What you are asked to do → Copy every record below, exactly as written.

★ ★ ★ ★ ★ ★ ★

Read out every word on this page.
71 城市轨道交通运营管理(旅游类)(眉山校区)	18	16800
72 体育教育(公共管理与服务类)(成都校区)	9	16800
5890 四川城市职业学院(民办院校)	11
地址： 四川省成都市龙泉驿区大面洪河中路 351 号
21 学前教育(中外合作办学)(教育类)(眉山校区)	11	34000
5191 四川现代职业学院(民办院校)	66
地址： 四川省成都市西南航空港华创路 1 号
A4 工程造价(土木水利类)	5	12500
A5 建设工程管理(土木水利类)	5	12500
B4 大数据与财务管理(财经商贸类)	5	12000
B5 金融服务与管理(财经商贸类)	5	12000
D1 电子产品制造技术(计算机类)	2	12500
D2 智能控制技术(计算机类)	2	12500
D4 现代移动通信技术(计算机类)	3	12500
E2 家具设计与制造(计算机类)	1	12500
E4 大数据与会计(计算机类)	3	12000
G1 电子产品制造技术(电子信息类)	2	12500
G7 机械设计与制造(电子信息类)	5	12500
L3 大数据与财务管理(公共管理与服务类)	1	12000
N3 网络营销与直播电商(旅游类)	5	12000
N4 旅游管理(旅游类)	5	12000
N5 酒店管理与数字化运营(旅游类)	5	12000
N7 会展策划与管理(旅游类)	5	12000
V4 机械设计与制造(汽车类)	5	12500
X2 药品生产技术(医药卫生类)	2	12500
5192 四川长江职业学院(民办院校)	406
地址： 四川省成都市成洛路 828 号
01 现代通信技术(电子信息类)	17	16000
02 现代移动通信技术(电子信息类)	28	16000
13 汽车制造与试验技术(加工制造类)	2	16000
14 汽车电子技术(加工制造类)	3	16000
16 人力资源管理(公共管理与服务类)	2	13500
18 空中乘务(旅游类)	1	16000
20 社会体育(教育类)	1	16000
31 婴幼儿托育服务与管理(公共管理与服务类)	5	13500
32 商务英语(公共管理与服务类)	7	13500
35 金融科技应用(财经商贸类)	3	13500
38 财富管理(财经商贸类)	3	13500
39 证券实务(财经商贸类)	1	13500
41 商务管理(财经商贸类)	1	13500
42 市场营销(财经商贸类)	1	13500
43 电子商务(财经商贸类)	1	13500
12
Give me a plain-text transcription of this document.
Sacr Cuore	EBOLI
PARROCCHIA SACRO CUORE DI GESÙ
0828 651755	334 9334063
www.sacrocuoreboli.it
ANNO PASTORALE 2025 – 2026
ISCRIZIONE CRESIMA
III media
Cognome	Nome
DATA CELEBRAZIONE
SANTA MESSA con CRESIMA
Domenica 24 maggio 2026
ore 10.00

★ ★ ★ ★ ★ ★ ★

Expected output →
Read out every word on this page.
71 城市轨道交通运营管理(旅游类)(眉山校区)	18	16800
72 体育教育(公共管理与服务类)(成都校区)	9	16800
5890 四川城市职业学院(民办院校)	11
地址： 四川省成都市龙泉驿区大面洪河中路 351 号
21 学前教育(中外合作办学)(教育类)(眉山校区)	11	34000
5191 四川现代职业学院(民办院校)	66
地址： 四川省成都市西南航空港华创路 1 号
A4 工程造价(土木水利类)	5	12500
A5 建设工程管理(土木水利类)	5	12500
B4 大数据与财务管理(财经商贸类)	5	12000
B5 金融服务与管理(财经商贸类)	5	12000
D1 电子产品制造技术(计算机类)	2	12500
D2 智能控制技术(计算机类)	2	12500
D4 现代移动通信技术(计算机类)	3	12500
E2 家具设计与制造(计算机类)	1	12500
E4 大数据与会计(计算机类)	3	12000
G1 电子产品制造技术(电子信息类)	2	12500
G7 机械设计与制造(电子信息类)	5	12500
L3 大数据与财务管理(公共管理与服务类)	1	12000
N3 网络营销与直播电商(旅游类)	5	12000
N4 旅游管理(旅游类)	5	12000
N5 酒店管理与数字化运营(旅游类)	5	12000
N7 会展策划与管理(旅游类)	5	12000
V4 机械设计与制造(汽车类)	5	12500
X2 药品生产技术(医药卫生类)	2	12500
5192 四川长江职业学院(民办院校)	406
地址： 四川省成都市成洛路 828 号
01 现代通信技术(电子信息类)	17	16000
02 现代移动通信技术(电子信息类)	28	16000
13 汽车制造与试验技术(加工制造类)	2	16000
14 汽车电子技术(加工制造类)	3	16000
16 人力资源管理(公共管理与服务类)	2	13500
18 空中乘务(旅游类)	1	16000
20 社会体育(教育类)	1	16000
31 婴幼儿托育服务与管理(公共管理与服务类)	5	13500
32 商务英语(公共管理与服务类)	7	13500
35 金融科技应用(财经商贸类)	3	13500
38 财富管理(财经商贸类)	3	13500
39 证券实务(财经商贸类)	1	13500
41 商务管理(财经商贸类)	1	13500
42 市场营销(财经商贸类)	1	13500
43 电子商务(财经商贸类)	1	13500
12
Give me a plain-text transcription of this document.
Sacr Cuore	EBOLI
PARROCCHIA SACRO CUORE DI GESÙ
0828 651755	334 9334063
www.sacrocuoreboli.it
ANNO PASTORALE 2025 – 2026
ISCRIZIONE CRESIMA
III media
Cognome	Nome
DATA CELEBRAZIONE
SANTA MESSA con CRESIMA
Domenica 24 maggio 2026
ore 10.00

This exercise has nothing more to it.